● **Task goal**:
Check each line of the data below for the word "液化石油气", then extract the ones that have it.

● **Supplied information**:
■ ■ ■ ■ ■
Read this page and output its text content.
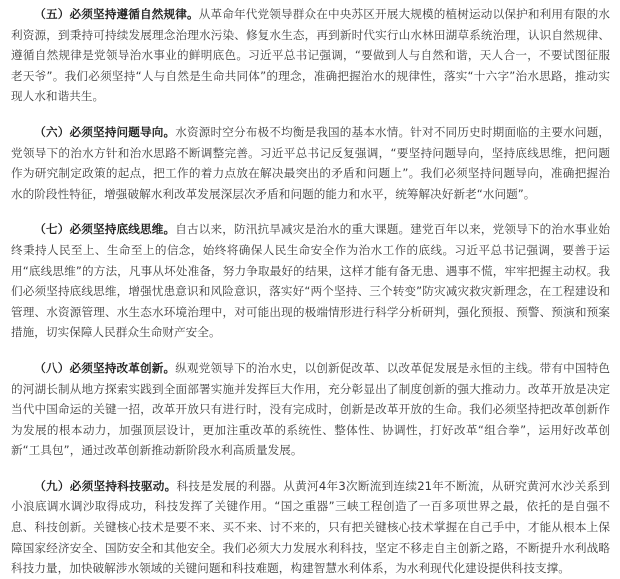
（五）必须坚持遵循自然规律。从革命年代党领导群众在中央苏区开展大规模的植树运动以保护和利用有限的水利资源，到秉持可持续发展理念治理水污染、修复水生态，再到新时代实行山水林田湖草系统治理，认识自然规律、遵循自然规律是党领导治水事业的鲜明底色。习近平总书记强调，“要做到人与自然和谐，天人合一，不要试图征服老天爷”。我们必须坚持“人与自然是生命共同体”的理念，准确把握治水的规律性，落实“十六字”治水思路，推动实现人水和谐共生。

（六）必须坚持问题导向。水资源时空分布极不均衡是我国的基本水情。针对不同历史时期面临的主要水问题，党领导下的治水方针和治水思路不断调整完善。习近平总书记反复强调，“要坚持问题导向，坚持底线思维，把问题作为研究制定政策的起点，把工作的着力点放在解决最突出的矛盾和问题上”。我们必须坚持问题导向，准确把握治水的阶段性特征，增强破解水利改革发展深层次矛盾和问题的能力和水平，统筹解决好新老“水问题”。

（七）必须坚持底线思维。自古以来，防汛抗旱减灾是治水的重大课题。建党百年以来，党领导下的治水事业始终秉持人民至上、生命至上的信念，始终将确保人民生命安全作为治水工作的底线。习近平总书记强调，要善于运用“底线思维”的方法，凡事从坏处准备，努力争取最好的结果，这样才能有备无患、遇事不慌，牢牢把握主动权。我们必须坚持底线思维，增强忧患意识和风险意识，落实好“两个坚持、三个转变”防灾减灾救灾新理念，在工程建设和管理、水资源管理、水生态水环境治理中，对可能出现的极端情形进行科学分析研判，强化预报、预警、预演和预案措施，切实保障人民群众生命财产安全。

（八）必须坚持改革创新。纵观党领导下的治水史，以创新促改革、以改革促发展是永恒的主线。带有中国特色的河湖长制从地方探索实践到全面部署实施并发挥巨大作用，充分彰显出了制度创新的强大推动力。改革开放是决定当代中国命运的关键一招，改革开放只有进行时，没有完成时，创新是改革开放的生命。我们必须坚持把改革创新作为发展的根本动力，加强顶层设计，更加注重改革的系统性、整体性、协调性，打好改革“组合拳”，运用好改革创新“工具包”，通过改革创新推动新阶段水利高质量发展。

（九）必须坚持科技驱动。科技是发展的利器。从黄河4年3次断流到连续21年不断流，从研究黄河水沙关系到小浪底调水调沙取得成功，科技发挥了关键作用。“国之重器”三峡工程创造了一百多项世界之最，依托的是自强不息、科技创新。关键核心技术是要不来、买不来、讨不来的，只有把关键核心技术掌握在自己手中，才能从根本上保障国家经济安全、国防安全和其他安全。我们必须大力发展水利科技，坚定不移走自主创新之路，不断提升水利战略科技力量，加快破解涉水领域的关键问题和科技难题，构建智慧水利体系，为水利现代化建设提供科技支撑。
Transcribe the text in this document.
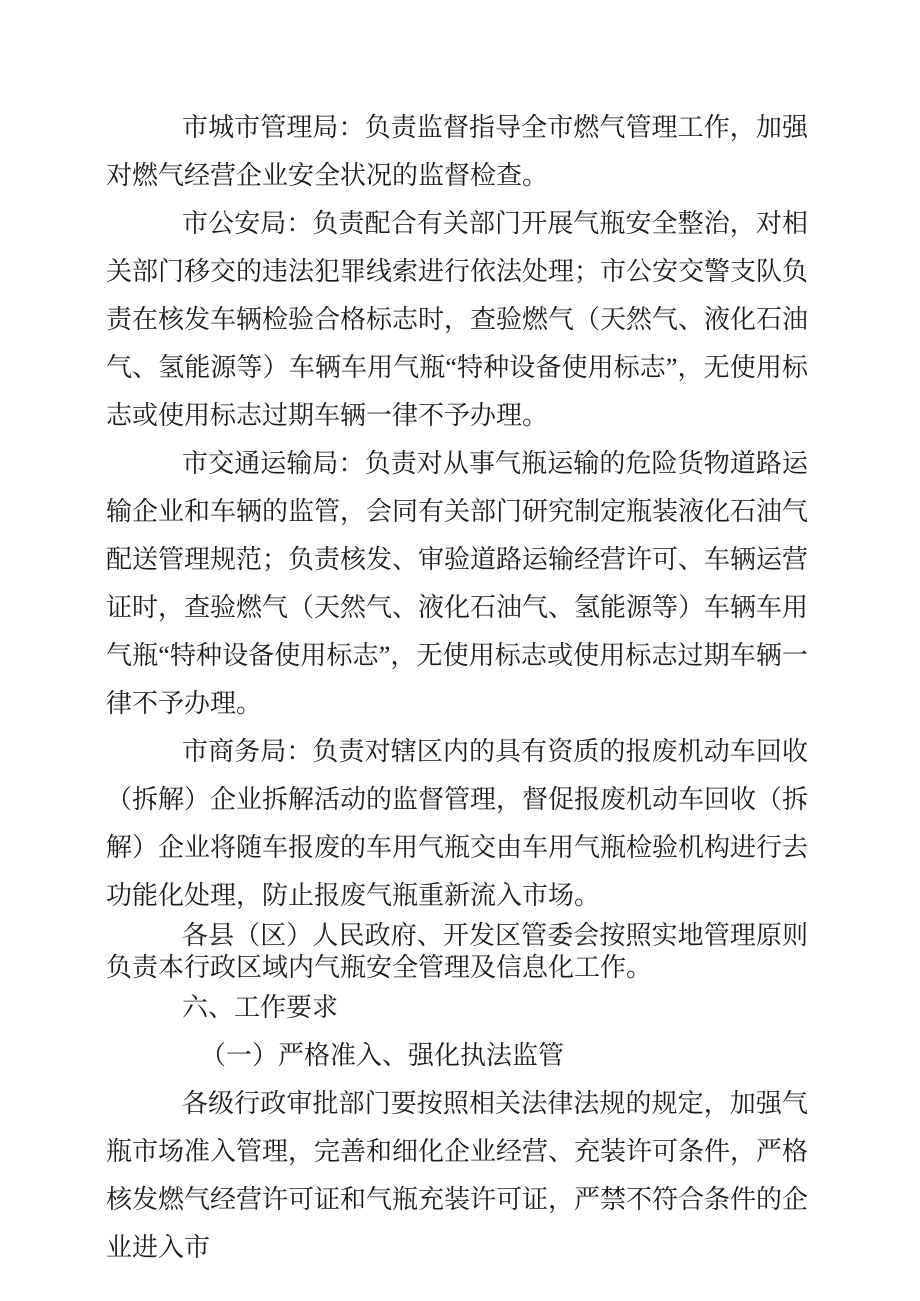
市城市管理局：负责监督指导全市燃气管理工作，加强对燃气经营企业安全状况的监督检查。

市公安局：负责配合有关部门开展气瓶安全整治，对相关部门移交的违法犯罪线索进行依法处理；市公安交警支队负责在核发车辆检验合格标志时，查验燃气（天然气、液化石油气、氢能源等）车辆车用气瓶“特种设备使用标志”，无使用标志或使用标志过期车辆一律不予办理。

市交通运输局：负责对从事气瓶运输的危险货物道路运输企业和车辆的监管，会同有关部门研究制定瓶装液化石油气配送管理规范；负责核发、审验道路运输经营许可、车辆运营证时，查验燃气（天然气、液化石油气、氢能源等）车辆车用气瓶“特种设备使用标志”，无使用标志或使用标志过期车辆一律不予办理。

市商务局：负责对辖区内的具有资质的报废机动车回收（拆解）企业拆解活动的监督管理，督促报废机动车回收（拆解）企业将随车报废的车用气瓶交由车用气瓶检验机构进行去功能化处理，防止报废气瓶重新流入市场。

各县（区）人民政府、开发区管委会按照实地管理原则负责本行政区域内气瓶安全管理及信息化工作。

六、工作要求

（一）严格准入、强化执法监管

各级行政审批部门要按照相关法律法规的规定，加强气瓶市场准入管理，完善和细化企业经营、充装许可条件，严格核发燃气经营许可证和气瓶充装许可证，严禁不符合条件的企业进入市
■ ■ ■ ■ ■
● **Exercise output**:
市公安局：负责配合有关部门开展气瓶安全整治，对相关部门移交的违法犯罪线索进行依法处理；市公安交警支队负责在核发车辆检验合格标志时，查验燃气（天然气、液化石油气、氢能源等）车辆车用气瓶“特种设备使用标志”，无使用标志或使用标志过期车辆一律不予办理。
市交通运输局：负责对从事气瓶运输的危险货物道路运输企业和车辆的监管，会同有关部门研究制定瓶装液化石油气配送管理规范；负责核发、审验道路运输经营许可、车辆运营证时，查验燃气（天然气、液化石油气、氢能源等）车辆车用气瓶“特种设备使用标志”，无使用标志或使用标志过期车辆一律不予办理。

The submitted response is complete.